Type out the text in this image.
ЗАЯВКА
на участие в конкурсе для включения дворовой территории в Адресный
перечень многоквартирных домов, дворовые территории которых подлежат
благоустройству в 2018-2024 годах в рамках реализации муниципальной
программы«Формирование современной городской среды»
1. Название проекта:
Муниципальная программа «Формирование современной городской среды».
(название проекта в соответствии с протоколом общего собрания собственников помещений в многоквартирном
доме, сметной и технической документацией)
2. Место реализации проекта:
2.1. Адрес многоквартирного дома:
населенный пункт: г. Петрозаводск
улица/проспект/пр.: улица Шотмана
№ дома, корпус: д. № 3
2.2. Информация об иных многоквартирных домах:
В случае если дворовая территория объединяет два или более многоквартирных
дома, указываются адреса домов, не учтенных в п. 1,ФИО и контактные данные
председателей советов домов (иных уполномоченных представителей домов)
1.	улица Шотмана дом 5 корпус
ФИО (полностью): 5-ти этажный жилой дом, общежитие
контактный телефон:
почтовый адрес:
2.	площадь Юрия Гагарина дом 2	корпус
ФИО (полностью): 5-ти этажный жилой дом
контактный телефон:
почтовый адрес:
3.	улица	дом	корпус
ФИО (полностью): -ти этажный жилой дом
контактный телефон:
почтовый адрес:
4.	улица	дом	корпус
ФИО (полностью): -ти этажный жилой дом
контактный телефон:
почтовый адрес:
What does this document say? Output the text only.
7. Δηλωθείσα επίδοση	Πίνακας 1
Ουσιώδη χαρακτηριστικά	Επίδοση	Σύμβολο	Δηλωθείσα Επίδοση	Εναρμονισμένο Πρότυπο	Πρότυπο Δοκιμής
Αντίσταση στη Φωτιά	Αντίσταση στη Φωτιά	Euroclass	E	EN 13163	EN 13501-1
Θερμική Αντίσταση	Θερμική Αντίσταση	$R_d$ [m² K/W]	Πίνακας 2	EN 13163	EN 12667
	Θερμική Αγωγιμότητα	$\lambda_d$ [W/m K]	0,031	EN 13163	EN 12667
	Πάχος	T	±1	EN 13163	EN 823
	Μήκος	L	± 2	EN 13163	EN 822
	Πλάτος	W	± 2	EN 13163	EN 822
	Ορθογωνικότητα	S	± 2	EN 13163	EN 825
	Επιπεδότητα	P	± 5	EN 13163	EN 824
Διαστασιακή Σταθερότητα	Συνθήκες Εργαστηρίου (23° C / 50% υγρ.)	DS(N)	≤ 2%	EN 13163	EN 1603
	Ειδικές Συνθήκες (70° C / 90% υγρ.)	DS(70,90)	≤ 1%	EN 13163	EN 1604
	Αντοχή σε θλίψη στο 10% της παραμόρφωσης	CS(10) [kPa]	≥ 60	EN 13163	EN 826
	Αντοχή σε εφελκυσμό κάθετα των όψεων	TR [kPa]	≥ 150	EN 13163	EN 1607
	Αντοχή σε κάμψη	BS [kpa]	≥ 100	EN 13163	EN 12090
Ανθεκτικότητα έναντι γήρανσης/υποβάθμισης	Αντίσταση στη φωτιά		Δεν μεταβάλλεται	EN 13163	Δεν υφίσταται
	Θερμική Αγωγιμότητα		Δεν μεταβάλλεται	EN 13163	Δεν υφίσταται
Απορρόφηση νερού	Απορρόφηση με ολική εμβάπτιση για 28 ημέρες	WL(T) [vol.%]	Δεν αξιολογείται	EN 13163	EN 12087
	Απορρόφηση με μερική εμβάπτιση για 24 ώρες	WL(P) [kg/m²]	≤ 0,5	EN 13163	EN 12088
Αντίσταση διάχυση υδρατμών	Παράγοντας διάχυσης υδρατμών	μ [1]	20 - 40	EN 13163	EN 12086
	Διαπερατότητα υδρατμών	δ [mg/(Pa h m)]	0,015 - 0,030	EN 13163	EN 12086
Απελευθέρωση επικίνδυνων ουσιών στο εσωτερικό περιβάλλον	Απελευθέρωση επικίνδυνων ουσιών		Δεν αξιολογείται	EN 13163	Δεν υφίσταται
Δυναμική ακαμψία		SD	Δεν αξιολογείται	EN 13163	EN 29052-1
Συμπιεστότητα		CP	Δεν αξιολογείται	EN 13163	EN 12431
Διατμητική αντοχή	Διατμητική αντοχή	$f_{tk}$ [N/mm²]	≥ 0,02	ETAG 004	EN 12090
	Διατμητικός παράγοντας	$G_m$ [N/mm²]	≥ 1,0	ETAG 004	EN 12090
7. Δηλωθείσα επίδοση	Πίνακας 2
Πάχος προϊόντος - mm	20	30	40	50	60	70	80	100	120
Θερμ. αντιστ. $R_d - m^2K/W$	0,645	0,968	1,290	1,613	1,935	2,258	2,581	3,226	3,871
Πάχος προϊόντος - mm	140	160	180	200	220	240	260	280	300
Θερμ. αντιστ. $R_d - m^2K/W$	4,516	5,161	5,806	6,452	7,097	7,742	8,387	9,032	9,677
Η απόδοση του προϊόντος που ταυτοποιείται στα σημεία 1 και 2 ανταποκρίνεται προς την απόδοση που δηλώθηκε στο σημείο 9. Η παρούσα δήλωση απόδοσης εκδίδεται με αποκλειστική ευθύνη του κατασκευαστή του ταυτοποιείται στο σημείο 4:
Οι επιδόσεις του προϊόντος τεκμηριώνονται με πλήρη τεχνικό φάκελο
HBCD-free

+++

Problem description ▸ List the lines of the records where "современной" occurs.

Expected answer ▸
программы«Формирование современной городской среды»
Муниципальная программа «Формирование современной городской среды».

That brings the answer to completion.